** START OF Records for this exercise **

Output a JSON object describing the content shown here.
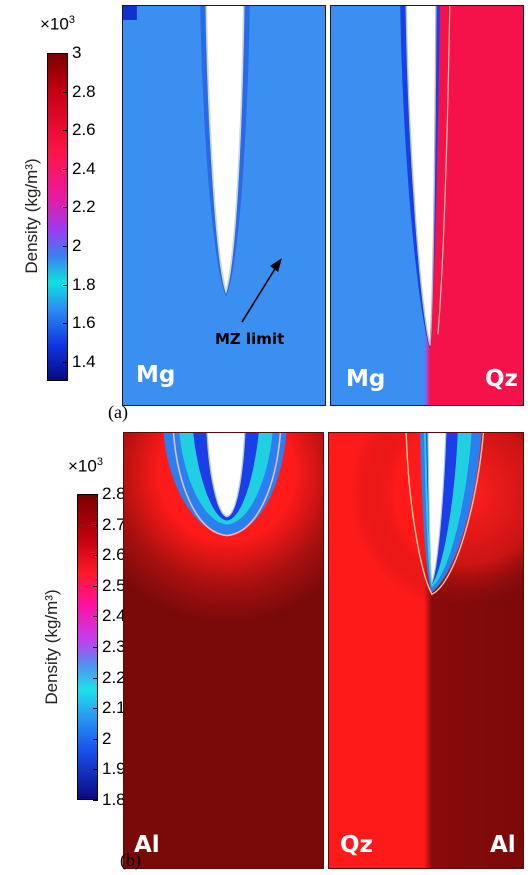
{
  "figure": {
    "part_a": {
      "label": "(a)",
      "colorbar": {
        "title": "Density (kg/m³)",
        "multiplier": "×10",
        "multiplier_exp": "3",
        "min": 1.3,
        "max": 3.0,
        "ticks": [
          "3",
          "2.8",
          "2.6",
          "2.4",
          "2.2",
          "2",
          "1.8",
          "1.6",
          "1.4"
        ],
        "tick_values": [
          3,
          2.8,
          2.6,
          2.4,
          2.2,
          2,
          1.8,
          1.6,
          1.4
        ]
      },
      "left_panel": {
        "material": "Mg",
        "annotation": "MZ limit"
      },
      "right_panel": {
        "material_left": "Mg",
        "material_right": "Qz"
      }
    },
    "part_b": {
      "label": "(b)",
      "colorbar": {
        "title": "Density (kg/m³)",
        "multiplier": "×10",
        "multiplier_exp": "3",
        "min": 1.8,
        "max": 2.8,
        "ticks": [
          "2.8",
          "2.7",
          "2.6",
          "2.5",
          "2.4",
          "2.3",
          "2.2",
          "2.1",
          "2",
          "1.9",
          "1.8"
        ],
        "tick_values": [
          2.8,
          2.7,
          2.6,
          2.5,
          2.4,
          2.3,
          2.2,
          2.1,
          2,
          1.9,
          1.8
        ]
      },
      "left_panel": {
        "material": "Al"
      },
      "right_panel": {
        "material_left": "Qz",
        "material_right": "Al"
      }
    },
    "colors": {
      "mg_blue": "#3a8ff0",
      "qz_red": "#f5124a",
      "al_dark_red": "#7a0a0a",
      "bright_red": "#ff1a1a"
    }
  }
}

** END OF Records for this exercise **
** START OF Records for this exercise **

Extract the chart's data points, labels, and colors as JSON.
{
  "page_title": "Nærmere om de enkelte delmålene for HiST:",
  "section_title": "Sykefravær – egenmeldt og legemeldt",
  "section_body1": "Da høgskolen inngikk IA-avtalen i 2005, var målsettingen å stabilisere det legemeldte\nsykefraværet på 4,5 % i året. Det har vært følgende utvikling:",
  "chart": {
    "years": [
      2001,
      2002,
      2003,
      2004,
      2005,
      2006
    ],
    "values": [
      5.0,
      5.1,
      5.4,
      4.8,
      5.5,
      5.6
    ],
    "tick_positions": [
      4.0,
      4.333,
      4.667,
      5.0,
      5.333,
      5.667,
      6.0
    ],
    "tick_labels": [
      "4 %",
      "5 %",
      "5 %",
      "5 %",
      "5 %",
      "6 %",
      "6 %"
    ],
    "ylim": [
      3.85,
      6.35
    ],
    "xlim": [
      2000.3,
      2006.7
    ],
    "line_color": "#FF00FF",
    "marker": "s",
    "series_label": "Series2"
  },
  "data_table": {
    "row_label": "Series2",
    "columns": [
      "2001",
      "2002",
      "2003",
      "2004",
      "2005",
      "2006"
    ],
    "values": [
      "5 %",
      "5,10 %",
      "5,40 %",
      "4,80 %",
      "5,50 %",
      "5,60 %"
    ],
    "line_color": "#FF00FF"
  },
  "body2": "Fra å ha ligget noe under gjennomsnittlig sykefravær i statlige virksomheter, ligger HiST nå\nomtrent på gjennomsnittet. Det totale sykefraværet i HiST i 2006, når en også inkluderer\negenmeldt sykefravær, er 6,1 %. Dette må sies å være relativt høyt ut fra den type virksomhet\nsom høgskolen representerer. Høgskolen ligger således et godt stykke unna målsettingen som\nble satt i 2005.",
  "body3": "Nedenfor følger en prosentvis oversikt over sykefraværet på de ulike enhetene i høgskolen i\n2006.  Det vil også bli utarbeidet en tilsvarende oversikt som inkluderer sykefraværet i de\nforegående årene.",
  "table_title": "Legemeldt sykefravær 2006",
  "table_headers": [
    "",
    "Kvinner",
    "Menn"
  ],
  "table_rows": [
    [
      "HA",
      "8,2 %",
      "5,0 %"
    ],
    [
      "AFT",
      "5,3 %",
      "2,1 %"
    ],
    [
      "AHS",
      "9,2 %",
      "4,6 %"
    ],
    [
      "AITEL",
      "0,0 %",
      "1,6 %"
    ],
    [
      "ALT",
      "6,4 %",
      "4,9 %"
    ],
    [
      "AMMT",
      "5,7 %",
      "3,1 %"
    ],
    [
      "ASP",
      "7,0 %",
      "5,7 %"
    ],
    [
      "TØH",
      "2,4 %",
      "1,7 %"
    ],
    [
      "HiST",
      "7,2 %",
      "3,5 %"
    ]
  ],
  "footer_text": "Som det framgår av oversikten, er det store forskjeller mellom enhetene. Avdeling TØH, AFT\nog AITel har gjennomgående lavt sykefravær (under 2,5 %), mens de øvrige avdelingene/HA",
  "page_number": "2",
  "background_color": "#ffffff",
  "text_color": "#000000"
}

** END OF Records for this exercise **

#### Problem description
Find the lines containing "under" and list every one of them.

#### Written response
  "body2": "Fra å ha ligget noe under gjennomsnittlig sykefravær i statlige virksomheter, ligger HiST nå\nomtrent på gjennomsnittet. Det totale sykefraværet i HiST i 2006, når en også inkluderer\negenmeldt sykefravær, er 6,1 %. Dette må sies å være relativt høyt ut fra den type virksomhet\nsom høgskolen representerer. Høgskolen ligger således et godt stykke unna målsettingen som\nble satt i 2005.",
  "footer_text": "Som det framgår av oversikten, er det store forskjeller mellom enhetene. Avdeling TØH, AFT\nog AITel har gjennomgående lavt sykefravær (under 2,5 %), mens de øvrige avdelingene/HA",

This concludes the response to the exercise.